## Exercise instructions
1. Decide whether each statement agrees with the passage on the draft review feed, answering yes or no and quoting the deciding words of the passage: (a) The developer's environment has thousands of drafts available for testing. (b) The new sorting options for submission and declined dates are still unimplemented. (c) Choosing "Articles for Creation" limits the feed to drafts.
2. Carry on the passage on the draft review feed, beginning after its final sentence.

## Selected passage

• • • • • • •

The screenshot shows a couple of important points of progress:
- The new toggle in which a reviewer will select whether they are doing "New Page Patrol" or "Articles for Creation".
- With "Articles for Creation" selected, the feed is restricted to drafts. The four statuses of where a draft can be in its lifecycle are available as filters ("Unsubmitted", "Awaiting review", "Under review", "Declined") as well as an option to view "All" drafts.
It also shows a few things that are incomplete:
- Next to the word "Showing", the filters selected in the menu will be listed, as opposed to saying "reviewed, unreviewed".
- The new sorting options for submission and declined dates have not yet been implemented.
- The developer's environment only has three drafts for testing, as opposed to the thousands that exist in reality.
- Most drafts would not have "No categories".
- The ORES and copyvio work has not yet been undertaken.
Please take a glance at the screenshot and add any of your reactions to this project's talk page. Sometimes seeing something take shape can inspire thoughts that wouldn't have occurred before, and we definitely want to get a sense for whether this feels like it's on the right track.
Update 2018-06-21: now able to filter drafts by state in testing environment
[edit]Over the past week, the Community Tech team has mostly been working on phab:T195924, which is about making it possible to filter drafts by their state ("Unsubmitted", "Awaiting review", "Under review", "Declined", "All"). The team has stood up the software in a testing environment as they develop it, and we have been noting issues in Phabricator as we test out the changing capabilities.

• • • • • • •

(Extracted data entries)
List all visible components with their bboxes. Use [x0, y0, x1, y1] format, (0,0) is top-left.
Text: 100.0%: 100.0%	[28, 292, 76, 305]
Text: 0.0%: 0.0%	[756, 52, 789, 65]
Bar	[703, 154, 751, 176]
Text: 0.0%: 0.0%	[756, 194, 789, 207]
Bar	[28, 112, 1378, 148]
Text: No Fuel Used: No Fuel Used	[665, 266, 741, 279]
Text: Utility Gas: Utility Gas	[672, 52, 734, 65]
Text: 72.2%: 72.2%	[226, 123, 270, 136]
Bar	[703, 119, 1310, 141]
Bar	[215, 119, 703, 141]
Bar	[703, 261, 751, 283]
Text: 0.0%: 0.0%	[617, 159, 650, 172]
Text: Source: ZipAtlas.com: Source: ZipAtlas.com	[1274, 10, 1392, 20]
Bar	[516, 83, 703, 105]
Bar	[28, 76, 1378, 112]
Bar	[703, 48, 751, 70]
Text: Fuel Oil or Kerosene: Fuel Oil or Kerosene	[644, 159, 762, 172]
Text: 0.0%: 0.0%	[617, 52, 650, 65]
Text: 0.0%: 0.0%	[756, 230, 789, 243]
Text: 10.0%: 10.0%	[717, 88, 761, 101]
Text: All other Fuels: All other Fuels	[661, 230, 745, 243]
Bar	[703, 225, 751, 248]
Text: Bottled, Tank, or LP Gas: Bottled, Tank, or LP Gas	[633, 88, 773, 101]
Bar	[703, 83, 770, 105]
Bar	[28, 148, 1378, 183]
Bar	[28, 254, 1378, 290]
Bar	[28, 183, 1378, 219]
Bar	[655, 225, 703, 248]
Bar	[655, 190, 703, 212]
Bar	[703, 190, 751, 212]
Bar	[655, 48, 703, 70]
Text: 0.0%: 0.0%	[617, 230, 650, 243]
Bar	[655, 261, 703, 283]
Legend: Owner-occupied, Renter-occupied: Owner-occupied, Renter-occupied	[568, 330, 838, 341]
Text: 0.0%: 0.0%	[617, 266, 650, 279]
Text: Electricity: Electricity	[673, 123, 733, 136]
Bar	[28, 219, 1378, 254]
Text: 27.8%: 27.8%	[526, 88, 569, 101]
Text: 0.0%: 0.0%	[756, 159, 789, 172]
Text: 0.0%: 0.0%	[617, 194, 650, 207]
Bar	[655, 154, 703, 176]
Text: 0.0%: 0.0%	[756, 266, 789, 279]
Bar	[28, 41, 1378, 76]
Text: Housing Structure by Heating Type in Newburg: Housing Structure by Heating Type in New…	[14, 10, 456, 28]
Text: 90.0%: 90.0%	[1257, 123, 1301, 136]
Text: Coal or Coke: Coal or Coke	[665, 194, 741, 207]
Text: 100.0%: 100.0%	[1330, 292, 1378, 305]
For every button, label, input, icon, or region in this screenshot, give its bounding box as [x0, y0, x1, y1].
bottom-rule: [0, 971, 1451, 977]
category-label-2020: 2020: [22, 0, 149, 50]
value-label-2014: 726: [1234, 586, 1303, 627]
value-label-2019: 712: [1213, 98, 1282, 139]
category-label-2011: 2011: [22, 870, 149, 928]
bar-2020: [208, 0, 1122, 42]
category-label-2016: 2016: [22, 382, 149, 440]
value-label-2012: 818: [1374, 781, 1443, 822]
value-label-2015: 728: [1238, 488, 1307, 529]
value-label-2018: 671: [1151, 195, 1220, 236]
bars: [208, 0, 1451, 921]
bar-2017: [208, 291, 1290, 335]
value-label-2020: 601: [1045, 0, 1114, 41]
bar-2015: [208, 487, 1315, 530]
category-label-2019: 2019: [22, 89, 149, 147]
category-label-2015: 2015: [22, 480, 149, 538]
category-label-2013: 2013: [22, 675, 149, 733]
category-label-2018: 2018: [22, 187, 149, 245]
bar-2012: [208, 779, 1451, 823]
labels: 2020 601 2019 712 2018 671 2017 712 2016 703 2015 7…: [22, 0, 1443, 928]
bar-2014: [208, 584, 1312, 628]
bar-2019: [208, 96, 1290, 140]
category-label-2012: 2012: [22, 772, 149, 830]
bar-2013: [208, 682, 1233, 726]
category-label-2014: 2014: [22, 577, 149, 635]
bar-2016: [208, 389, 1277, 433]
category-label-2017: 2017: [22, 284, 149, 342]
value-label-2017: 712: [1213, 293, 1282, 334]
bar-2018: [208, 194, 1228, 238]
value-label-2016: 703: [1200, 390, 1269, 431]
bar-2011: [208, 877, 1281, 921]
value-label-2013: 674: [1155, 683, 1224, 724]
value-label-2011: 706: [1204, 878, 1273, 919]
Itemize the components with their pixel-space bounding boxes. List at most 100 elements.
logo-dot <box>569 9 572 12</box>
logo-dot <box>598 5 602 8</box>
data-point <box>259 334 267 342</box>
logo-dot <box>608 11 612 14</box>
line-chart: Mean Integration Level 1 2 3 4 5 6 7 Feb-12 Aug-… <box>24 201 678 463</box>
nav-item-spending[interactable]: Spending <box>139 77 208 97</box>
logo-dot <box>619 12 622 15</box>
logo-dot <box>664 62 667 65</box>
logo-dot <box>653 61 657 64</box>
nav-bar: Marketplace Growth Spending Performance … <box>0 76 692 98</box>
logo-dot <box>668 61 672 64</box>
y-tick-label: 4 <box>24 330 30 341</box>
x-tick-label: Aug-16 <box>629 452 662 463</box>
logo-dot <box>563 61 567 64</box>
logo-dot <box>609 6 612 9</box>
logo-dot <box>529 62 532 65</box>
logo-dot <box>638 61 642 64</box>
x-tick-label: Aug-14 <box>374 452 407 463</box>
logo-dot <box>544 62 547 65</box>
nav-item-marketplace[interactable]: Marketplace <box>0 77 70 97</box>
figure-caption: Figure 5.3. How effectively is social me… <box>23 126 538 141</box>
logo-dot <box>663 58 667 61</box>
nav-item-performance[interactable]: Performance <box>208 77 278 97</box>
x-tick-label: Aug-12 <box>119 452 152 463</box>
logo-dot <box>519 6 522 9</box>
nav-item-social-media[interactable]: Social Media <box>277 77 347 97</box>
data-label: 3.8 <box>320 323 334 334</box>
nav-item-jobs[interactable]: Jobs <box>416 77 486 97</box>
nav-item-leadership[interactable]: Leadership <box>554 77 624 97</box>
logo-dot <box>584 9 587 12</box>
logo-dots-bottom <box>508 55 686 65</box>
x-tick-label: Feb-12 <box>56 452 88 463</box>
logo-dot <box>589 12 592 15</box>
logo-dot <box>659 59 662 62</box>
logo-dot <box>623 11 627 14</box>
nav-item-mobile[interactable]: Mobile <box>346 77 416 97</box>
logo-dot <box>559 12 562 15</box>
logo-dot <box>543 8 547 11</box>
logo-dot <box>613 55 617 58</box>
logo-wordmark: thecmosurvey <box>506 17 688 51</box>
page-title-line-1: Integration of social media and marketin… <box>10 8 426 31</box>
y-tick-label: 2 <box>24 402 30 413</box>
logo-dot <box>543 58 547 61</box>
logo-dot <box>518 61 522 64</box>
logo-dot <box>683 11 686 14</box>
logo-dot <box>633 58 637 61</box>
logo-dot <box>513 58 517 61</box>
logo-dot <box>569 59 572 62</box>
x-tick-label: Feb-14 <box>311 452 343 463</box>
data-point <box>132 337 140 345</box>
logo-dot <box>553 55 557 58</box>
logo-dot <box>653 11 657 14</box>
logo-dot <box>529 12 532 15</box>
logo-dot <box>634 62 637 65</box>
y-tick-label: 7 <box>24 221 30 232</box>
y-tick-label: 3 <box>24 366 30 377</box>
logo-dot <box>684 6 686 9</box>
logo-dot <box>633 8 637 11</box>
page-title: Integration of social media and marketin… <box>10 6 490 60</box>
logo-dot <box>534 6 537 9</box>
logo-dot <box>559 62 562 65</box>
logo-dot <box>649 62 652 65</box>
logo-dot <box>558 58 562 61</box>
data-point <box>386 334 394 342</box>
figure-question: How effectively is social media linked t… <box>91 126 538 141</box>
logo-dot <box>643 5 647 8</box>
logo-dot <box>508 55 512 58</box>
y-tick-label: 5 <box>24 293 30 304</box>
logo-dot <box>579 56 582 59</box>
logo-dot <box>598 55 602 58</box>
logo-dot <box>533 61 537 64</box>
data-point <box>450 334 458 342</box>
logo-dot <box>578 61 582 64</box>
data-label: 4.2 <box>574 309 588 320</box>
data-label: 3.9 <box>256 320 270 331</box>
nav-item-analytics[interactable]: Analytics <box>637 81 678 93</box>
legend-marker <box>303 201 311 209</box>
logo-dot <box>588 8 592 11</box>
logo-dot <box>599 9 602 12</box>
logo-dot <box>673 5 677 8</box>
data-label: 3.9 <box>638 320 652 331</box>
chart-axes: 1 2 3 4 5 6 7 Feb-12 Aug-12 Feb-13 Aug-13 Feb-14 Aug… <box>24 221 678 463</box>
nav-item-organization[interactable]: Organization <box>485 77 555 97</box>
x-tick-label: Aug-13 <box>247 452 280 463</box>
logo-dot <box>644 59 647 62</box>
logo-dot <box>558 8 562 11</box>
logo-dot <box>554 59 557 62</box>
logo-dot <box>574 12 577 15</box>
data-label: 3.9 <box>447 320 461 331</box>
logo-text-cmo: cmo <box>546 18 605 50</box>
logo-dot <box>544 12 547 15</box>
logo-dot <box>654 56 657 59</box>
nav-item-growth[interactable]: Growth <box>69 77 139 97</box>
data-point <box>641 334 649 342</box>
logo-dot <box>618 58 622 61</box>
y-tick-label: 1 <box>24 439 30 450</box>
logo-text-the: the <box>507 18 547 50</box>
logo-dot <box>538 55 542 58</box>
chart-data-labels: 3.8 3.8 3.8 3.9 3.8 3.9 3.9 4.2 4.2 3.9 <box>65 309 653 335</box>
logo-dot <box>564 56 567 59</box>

• • • • • • •

## Results by task
1.
(a) No: "The developer's environment only has three drafts for testing, as opposed to the thousands that exist in reality."
(b) Yes: "The new sorting options for submission and declined dates have not yet been implemented."
(c) Yes: "With "Articles for Creation" selected, the feed is restricted to drafts."

2.
The next major item the team will be working on is making it possible to sort drafts by their submitted and declined dates.
Update 2018-06-28: team update and beginning work with ORES
[edit]There are four main topics in this update:
- Collaboration team involvement
- Current work on sorting options
- Upcoming testing
- Beginning work with ORES
Collaboration team involvement
[edit]We wanted to let everyone know about a team assignment change that will hopefully help this project be completed sooner. So far, the engineering on this project has been done by the Community Tech team. That team has been working on the first major part of the project, which is to add drafts to the New Pages Feed, and make the feed sortable by state and filterable by date. Starting next week, a different Wikimedia Foundation team, the Collaboration team, will be completing the second and third parts of the project, which are adding ORES scores and adding copyvio detection. The Collaboration team was the team that added ORES scores to the Recent Changes feed, giving them good experience using ORES scores and working with the various feeds in Mediawiki. I (MMiller (WMF)) will continue to be the product manager for this work. Community Tech has been doing great work so far, and we're being careful to transfer their knowledge to Collaboration so that the project continues smoothly.
Current work on sorting options
[edit]The last item that the Community Tech team is working on with this project, before the Collaboration team begins their work, is phab:T195547, which will make it possible to sort AfC drafts by their most recent date of submission or most recent date they were declined, in addition to the original date they were created. That is the main work item currently underway this week and next.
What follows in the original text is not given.